AIM OF THE TASK:
Pull every line containing "text" from the entries.
------ MATERIAL SHOWN ------
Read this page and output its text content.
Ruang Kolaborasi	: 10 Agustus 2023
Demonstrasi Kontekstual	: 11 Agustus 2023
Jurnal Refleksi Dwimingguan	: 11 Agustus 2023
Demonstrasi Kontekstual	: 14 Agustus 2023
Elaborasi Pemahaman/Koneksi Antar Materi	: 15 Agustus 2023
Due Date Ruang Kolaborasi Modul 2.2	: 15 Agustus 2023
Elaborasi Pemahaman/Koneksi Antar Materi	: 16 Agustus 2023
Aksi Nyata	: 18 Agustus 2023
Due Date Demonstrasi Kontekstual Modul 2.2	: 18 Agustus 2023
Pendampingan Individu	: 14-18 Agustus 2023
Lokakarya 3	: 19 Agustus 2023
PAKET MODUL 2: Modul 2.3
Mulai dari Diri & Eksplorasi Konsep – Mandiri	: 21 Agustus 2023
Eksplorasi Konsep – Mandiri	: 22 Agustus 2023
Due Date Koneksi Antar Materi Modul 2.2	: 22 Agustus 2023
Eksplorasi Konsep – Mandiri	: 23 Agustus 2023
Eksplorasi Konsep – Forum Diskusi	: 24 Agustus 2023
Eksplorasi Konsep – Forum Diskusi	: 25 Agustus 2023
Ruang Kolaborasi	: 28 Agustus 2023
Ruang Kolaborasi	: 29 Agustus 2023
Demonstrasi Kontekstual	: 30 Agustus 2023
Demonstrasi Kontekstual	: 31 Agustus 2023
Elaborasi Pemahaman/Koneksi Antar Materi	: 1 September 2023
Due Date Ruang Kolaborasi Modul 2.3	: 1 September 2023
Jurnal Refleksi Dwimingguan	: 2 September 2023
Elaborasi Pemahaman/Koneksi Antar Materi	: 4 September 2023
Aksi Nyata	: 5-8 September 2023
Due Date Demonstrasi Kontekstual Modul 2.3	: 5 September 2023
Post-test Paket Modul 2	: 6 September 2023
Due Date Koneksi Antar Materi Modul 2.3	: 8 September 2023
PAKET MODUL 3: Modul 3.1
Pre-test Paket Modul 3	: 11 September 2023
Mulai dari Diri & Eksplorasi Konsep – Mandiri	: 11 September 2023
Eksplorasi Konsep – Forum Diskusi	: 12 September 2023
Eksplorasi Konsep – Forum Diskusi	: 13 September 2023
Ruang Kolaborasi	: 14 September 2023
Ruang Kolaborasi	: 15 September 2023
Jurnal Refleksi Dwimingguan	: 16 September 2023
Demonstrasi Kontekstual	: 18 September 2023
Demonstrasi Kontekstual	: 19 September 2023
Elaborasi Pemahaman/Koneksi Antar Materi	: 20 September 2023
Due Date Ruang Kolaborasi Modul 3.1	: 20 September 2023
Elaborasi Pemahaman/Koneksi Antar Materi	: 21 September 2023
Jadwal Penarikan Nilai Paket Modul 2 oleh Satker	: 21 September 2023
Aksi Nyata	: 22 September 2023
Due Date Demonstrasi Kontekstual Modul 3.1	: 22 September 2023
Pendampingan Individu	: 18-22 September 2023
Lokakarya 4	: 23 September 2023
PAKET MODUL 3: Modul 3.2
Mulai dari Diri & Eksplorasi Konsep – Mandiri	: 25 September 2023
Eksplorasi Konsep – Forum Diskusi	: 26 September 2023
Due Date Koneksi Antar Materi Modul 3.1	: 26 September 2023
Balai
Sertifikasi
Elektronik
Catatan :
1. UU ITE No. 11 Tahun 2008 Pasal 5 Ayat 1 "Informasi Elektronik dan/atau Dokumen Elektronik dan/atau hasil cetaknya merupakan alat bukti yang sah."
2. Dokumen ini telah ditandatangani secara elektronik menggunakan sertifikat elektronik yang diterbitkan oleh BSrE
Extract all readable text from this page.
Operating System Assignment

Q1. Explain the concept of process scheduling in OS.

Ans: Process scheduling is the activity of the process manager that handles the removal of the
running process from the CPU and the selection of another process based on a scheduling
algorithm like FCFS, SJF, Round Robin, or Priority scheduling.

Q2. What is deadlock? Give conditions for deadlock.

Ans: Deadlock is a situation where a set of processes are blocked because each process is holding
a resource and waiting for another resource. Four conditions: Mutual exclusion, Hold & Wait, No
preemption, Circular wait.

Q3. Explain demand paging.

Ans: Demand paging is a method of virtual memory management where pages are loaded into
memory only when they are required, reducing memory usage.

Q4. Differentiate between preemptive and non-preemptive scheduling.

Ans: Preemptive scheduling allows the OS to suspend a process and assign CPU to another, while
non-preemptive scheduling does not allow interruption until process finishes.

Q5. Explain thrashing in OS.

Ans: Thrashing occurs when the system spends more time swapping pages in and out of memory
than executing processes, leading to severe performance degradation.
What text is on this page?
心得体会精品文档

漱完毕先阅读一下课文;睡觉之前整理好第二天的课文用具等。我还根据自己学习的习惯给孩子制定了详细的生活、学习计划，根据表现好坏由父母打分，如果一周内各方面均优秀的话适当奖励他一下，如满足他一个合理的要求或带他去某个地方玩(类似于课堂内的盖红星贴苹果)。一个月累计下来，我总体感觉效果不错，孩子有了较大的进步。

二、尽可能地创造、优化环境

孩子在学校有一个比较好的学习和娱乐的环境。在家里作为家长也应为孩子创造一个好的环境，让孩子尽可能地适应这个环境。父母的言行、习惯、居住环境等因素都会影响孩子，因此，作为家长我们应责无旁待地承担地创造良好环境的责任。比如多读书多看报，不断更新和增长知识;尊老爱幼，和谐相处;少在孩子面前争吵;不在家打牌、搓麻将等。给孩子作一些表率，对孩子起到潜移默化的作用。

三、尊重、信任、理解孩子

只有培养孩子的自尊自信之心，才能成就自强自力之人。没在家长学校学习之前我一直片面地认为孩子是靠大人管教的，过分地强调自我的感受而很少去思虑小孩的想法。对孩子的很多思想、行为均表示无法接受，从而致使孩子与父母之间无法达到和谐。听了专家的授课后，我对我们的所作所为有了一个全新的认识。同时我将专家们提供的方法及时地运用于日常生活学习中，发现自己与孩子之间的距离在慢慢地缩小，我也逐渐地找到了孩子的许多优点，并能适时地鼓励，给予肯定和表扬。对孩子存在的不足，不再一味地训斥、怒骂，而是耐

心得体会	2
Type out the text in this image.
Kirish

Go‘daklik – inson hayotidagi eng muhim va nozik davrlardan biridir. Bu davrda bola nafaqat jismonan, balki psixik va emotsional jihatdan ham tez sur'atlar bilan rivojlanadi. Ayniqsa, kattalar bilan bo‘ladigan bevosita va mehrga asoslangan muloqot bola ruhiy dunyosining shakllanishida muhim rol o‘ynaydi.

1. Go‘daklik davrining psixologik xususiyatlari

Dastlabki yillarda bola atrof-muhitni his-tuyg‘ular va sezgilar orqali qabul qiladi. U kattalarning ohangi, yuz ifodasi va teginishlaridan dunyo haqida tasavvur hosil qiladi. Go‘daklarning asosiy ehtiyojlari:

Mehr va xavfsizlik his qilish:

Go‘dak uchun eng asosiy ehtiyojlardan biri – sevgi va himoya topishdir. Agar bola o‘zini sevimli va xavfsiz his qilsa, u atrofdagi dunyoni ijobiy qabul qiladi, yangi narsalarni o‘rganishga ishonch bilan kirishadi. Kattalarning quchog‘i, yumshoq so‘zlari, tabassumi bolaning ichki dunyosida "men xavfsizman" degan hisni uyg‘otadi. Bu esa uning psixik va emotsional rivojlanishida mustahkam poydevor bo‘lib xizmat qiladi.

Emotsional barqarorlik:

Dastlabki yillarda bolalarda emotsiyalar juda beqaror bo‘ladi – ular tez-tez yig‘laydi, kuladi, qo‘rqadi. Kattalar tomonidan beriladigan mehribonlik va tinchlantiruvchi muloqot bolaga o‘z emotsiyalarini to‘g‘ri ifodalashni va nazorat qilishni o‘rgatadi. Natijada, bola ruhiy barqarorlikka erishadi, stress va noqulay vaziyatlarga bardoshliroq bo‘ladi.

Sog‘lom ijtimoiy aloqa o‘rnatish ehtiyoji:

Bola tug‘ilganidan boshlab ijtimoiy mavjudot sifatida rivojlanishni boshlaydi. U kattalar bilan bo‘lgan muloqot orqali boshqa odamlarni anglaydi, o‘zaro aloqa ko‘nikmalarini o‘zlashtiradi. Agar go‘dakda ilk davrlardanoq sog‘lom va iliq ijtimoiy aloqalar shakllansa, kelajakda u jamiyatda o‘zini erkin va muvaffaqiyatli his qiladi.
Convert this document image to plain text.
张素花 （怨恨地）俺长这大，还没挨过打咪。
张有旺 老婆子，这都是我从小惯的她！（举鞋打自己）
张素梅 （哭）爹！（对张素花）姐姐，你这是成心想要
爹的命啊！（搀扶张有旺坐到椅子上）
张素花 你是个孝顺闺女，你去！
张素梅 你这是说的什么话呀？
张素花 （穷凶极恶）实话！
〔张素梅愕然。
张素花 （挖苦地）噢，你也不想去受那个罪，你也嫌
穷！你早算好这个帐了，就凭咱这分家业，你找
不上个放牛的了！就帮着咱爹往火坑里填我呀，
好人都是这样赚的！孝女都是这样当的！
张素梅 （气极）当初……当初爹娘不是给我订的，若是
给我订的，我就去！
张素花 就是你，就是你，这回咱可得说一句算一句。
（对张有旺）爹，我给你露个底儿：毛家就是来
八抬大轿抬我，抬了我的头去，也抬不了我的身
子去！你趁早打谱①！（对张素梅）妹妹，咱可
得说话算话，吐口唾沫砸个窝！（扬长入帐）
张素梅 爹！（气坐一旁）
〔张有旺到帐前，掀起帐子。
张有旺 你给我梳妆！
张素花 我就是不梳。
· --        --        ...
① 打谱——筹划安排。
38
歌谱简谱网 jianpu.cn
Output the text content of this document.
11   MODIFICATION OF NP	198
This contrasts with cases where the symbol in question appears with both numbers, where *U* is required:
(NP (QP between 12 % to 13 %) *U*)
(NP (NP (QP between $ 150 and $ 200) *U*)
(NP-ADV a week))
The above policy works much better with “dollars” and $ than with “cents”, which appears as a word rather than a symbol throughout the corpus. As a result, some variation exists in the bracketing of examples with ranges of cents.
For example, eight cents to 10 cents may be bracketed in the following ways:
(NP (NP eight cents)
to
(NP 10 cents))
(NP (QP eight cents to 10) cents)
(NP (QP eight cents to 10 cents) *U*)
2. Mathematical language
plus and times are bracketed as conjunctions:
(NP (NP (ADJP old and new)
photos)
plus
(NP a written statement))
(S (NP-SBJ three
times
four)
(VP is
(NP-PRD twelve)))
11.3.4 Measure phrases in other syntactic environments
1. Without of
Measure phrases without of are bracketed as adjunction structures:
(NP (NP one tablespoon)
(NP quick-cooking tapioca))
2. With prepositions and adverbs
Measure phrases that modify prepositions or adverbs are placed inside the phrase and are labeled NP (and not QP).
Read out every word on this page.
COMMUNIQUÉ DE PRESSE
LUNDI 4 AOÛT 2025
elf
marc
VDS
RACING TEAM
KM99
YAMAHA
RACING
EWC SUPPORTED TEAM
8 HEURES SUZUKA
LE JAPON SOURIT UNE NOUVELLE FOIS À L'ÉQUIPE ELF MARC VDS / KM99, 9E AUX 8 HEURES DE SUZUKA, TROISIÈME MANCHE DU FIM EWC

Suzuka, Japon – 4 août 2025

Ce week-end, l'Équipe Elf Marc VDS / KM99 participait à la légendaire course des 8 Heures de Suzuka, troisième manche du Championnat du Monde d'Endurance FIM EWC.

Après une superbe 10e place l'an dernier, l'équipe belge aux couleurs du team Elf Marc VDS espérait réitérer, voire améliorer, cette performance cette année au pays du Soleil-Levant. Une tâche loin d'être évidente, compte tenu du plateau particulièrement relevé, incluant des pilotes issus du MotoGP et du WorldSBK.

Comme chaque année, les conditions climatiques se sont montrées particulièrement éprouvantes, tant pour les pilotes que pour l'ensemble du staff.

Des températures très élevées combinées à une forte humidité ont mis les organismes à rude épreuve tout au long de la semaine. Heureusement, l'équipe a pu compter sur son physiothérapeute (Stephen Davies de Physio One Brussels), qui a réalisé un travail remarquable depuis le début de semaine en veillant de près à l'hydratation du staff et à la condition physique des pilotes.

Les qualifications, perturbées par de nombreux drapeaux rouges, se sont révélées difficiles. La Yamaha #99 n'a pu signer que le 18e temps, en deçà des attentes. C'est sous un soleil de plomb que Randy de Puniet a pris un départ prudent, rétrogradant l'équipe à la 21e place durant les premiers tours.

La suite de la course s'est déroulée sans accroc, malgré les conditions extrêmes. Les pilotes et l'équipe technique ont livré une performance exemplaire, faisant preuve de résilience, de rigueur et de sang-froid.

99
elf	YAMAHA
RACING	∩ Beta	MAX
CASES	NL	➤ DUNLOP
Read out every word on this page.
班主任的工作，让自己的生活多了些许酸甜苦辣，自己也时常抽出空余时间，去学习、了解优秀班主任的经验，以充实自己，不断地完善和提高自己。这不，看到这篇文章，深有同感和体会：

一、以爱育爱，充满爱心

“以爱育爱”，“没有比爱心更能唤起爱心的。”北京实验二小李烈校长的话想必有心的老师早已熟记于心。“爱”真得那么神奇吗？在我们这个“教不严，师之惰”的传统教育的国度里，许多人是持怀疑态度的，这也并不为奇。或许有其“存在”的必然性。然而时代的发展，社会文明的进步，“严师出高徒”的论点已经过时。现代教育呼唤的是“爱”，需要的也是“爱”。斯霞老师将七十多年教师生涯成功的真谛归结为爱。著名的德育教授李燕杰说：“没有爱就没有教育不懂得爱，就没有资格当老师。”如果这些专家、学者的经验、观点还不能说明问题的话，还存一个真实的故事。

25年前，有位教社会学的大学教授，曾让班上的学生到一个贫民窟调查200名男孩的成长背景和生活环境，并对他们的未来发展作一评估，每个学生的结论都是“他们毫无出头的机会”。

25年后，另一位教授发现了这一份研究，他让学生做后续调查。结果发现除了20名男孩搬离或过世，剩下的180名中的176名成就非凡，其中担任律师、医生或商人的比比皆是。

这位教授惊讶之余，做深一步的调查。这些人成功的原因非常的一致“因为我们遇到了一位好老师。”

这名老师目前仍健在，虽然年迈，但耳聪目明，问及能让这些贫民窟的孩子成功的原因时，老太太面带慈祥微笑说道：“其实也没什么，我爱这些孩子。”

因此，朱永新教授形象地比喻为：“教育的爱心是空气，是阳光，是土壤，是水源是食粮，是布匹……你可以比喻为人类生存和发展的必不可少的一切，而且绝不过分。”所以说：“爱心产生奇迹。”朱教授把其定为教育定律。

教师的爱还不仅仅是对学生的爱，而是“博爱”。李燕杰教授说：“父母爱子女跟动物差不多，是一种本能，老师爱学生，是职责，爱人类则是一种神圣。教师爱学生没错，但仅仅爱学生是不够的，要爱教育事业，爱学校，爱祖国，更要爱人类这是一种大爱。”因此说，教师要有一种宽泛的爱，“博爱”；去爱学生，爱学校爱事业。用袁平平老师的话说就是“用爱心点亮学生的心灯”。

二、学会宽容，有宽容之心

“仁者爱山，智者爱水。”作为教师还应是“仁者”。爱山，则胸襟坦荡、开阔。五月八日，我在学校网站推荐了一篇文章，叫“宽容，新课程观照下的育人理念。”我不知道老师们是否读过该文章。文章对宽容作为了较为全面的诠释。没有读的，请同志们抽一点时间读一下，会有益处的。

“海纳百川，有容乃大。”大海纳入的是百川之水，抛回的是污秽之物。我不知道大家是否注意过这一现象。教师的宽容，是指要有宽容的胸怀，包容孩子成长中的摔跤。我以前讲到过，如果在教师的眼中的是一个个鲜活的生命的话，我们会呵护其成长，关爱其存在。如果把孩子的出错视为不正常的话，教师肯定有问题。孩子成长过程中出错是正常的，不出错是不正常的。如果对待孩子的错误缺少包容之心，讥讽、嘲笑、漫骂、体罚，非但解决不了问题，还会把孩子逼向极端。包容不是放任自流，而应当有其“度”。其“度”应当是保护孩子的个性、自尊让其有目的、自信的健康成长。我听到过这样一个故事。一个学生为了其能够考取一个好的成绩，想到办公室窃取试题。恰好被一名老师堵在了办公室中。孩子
------
ANSWER FOR THIS EXERCISE:
Read this page and output its text content.
Extract all readable text from this page.
What text is on this page?
Type out the text in this image.
Convert this document image to plain text.
Output the text content of this document.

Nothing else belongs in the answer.